**PROMPT:**
From the listing that follows, extract every line and set it down unaltered.

**RECORD EXTRACTS:**
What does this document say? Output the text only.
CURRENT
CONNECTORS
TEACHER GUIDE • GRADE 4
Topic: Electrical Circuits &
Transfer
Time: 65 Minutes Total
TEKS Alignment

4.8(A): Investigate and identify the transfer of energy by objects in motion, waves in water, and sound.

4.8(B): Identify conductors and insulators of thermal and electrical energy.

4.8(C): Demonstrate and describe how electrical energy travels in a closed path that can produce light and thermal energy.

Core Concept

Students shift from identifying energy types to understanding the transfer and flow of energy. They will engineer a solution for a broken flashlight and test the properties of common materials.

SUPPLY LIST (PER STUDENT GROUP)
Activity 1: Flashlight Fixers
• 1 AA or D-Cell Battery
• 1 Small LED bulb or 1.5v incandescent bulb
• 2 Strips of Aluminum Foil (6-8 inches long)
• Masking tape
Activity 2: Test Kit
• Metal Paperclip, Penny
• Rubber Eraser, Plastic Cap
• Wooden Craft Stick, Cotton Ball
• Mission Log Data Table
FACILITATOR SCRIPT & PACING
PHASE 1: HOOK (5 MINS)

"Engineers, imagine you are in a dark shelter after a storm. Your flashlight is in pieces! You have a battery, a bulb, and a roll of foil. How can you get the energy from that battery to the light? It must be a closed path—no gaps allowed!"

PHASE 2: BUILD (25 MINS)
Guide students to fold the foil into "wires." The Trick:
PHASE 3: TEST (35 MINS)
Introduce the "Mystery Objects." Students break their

**RESPONSE BELOW:**
What does this document say? Output the text only.
CURRENT
CONNECTORS
TEACHER GUIDE • GRADE 4
Topic: Electrical Circuits &
Transfer
Time: 65 Minutes Total
TEKS Alignment

4.8(A): Investigate and identify the transfer of energy by objects in motion, waves in water, and sound.

4.8(B): Identify conductors and insulators of thermal and electrical energy.

4.8(C): Demonstrate and describe how electrical energy travels in a closed path that can produce light and thermal energy.

Core Concept

Students shift from identifying energy types to understanding the transfer and flow of energy. They will engineer a solution for a broken flashlight and test the properties of common materials.

SUPPLY LIST (PER STUDENT GROUP)
Activity 1: Flashlight Fixers
• 1 AA or D-Cell Battery
• 1 Small LED bulb or 1.5v incandescent bulb
• 2 Strips of Aluminum Foil (6-8 inches long)
• Masking tape
Activity 2: Test Kit
• Metal Paperclip, Penny
• Rubber Eraser, Plastic Cap
• Wooden Craft Stick, Cotton Ball
• Mission Log Data Table
FACILITATOR SCRIPT & PACING
PHASE 1: HOOK (5 MINS)

"Engineers, imagine you are in a dark shelter after a storm. Your flashlight is in pieces! You have a battery, a bulb, and a roll of foil. How can you get the energy from that battery to the light? It must be a closed path—no gaps allowed!"

PHASE 2: BUILD (25 MINS)
Guide students to fold the foil into "wires." The Trick:
PHASE 3: TEST (35 MINS)
Introduce the "Mystery Objects." Students break their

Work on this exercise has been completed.